→ Some records
+ + +
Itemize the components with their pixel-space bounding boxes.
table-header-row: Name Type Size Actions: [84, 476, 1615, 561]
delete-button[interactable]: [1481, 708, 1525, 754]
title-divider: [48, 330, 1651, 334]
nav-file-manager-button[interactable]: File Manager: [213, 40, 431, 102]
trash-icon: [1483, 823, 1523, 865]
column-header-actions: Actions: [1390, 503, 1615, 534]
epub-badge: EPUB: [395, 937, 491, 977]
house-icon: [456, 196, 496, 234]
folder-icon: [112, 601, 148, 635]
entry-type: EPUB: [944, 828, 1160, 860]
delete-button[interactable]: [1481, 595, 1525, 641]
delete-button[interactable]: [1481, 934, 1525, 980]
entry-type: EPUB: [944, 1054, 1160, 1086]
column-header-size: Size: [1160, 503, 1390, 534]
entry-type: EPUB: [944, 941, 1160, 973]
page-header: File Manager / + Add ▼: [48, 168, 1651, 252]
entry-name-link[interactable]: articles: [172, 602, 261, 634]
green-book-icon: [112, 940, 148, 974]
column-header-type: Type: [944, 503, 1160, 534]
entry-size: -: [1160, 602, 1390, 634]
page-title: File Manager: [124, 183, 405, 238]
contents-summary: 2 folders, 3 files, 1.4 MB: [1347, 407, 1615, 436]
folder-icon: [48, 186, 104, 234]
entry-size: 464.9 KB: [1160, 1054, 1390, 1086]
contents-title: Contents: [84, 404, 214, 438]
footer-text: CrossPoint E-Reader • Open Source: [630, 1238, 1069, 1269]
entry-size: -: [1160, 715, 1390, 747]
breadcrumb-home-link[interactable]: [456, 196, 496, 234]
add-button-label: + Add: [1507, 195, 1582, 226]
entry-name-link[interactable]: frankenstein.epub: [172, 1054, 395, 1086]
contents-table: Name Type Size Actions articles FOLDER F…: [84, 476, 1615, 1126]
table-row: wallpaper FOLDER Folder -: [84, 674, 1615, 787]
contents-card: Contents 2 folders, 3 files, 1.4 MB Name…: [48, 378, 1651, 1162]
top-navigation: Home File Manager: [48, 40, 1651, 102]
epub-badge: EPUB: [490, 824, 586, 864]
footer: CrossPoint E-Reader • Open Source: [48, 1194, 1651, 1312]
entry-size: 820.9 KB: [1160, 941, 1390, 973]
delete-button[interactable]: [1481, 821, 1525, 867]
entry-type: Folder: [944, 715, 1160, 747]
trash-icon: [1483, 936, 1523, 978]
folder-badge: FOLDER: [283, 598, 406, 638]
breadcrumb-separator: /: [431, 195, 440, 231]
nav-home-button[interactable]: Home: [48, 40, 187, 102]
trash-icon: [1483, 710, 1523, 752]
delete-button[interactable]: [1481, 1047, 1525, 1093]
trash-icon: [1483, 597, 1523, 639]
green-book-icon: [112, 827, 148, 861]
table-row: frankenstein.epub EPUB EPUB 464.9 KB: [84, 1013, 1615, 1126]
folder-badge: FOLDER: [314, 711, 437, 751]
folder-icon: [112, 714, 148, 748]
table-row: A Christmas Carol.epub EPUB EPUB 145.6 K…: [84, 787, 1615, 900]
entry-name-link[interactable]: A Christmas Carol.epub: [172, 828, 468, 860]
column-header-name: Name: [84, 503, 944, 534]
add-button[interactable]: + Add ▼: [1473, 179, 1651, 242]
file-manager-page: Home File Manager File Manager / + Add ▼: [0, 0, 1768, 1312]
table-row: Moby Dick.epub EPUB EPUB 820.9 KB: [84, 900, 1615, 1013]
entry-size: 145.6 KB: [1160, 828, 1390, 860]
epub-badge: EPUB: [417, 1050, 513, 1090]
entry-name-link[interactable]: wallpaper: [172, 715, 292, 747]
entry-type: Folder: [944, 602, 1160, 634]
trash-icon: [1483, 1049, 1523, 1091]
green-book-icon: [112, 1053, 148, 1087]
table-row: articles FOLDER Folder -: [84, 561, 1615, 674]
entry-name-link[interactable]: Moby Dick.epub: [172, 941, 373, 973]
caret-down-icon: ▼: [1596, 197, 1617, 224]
+ + +
→ WRITTEN INSTRUCTION
Change every "trash-icon" in the lines above to "bin-icon", and leave everything else as it is.

→ WRITTEN RESPONSE
Itemize the components with their pixel-space bounding boxes.
table-header-row: Name Type Size Actions: [84, 476, 1615, 561]
delete-button[interactable]: [1481, 708, 1525, 754]
title-divider: [48, 330, 1651, 334]
nav-file-manager-button[interactable]: File Manager: [213, 40, 431, 102]
bin-icon: [1483, 823, 1523, 865]
column-header-actions: Actions: [1390, 503, 1615, 534]
epub-badge: EPUB: [395, 937, 491, 977]
house-icon: [456, 196, 496, 234]
folder-icon: [112, 601, 148, 635]
entry-type: EPUB: [944, 828, 1160, 860]
delete-button[interactable]: [1481, 595, 1525, 641]
delete-button[interactable]: [1481, 934, 1525, 980]
entry-type: EPUB: [944, 1054, 1160, 1086]
column-header-size: Size: [1160, 503, 1390, 534]
entry-type: EPUB: [944, 941, 1160, 973]
page-header: File Manager / + Add ▼: [48, 168, 1651, 252]
entry-name-link[interactable]: articles: [172, 602, 261, 634]
green-book-icon: [112, 940, 148, 974]
column-header-type: Type: [944, 503, 1160, 534]
entry-size: -: [1160, 602, 1390, 634]
page-title: File Manager: [124, 183, 405, 238]
contents-summary: 2 folders, 3 files, 1.4 MB: [1347, 407, 1615, 436]
folder-icon: [48, 186, 104, 234]
entry-size: 464.9 KB: [1160, 1054, 1390, 1086]
contents-title: Contents: [84, 404, 214, 438]
footer-text: CrossPoint E-Reader • Open Source: [630, 1238, 1069, 1269]
entry-size: -: [1160, 715, 1390, 747]
breadcrumb-home-link[interactable]: [456, 196, 496, 234]
add-button-label: + Add: [1507, 195, 1582, 226]
entry-name-link[interactable]: frankenstein.epub: [172, 1054, 395, 1086]
contents-table: Name Type Size Actions articles FOLDER F…: [84, 476, 1615, 1126]
table-row: wallpaper FOLDER Folder -: [84, 674, 1615, 787]
contents-card: Contents 2 folders, 3 files, 1.4 MB Name…: [48, 378, 1651, 1162]
top-navigation: Home File Manager: [48, 40, 1651, 102]
epub-badge: EPUB: [490, 824, 586, 864]
footer: CrossPoint E-Reader • Open Source: [48, 1194, 1651, 1312]
entry-size: 820.9 KB: [1160, 941, 1390, 973]
delete-button[interactable]: [1481, 821, 1525, 867]
entry-type: Folder: [944, 715, 1160, 747]
bin-icon: [1483, 936, 1523, 978]
folder-badge: FOLDER: [283, 598, 406, 638]
breadcrumb-separator: /: [431, 195, 440, 231]
nav-home-button[interactable]: Home: [48, 40, 187, 102]
bin-icon: [1483, 710, 1523, 752]
delete-button[interactable]: [1481, 1047, 1525, 1093]
bin-icon: [1483, 597, 1523, 639]
green-book-icon: [112, 827, 148, 861]
table-row: frankenstein.epub EPUB EPUB 464.9 KB: [84, 1013, 1615, 1126]
folder-badge: FOLDER: [314, 711, 437, 751]
folder-icon: [112, 714, 148, 748]
table-row: A Christmas Carol.epub EPUB EPUB 145.6 K…: [84, 787, 1615, 900]
entry-name-link[interactable]: A Christmas Carol.epub: [172, 828, 468, 860]
column-header-name: Name: [84, 503, 944, 534]
add-button[interactable]: + Add ▼: [1473, 179, 1651, 242]
file-manager-page: Home File Manager File Manager / + Add ▼: [0, 0, 1768, 1312]
table-row: Moby Dick.epub EPUB EPUB 820.9 KB: [84, 900, 1615, 1013]
entry-size: 145.6 KB: [1160, 828, 1390, 860]
epub-badge: EPUB: [417, 1050, 513, 1090]
entry-name-link[interactable]: wallpaper: [172, 715, 292, 747]
entry-type: Folder: [944, 602, 1160, 634]
bin-icon: [1483, 1049, 1523, 1091]
green-book-icon: [112, 1053, 148, 1087]
table-row: articles FOLDER Folder -: [84, 561, 1615, 674]
entry-name-link[interactable]: Moby Dick.epub: [172, 941, 373, 973]
caret-down-icon: ▼: [1596, 197, 1617, 224]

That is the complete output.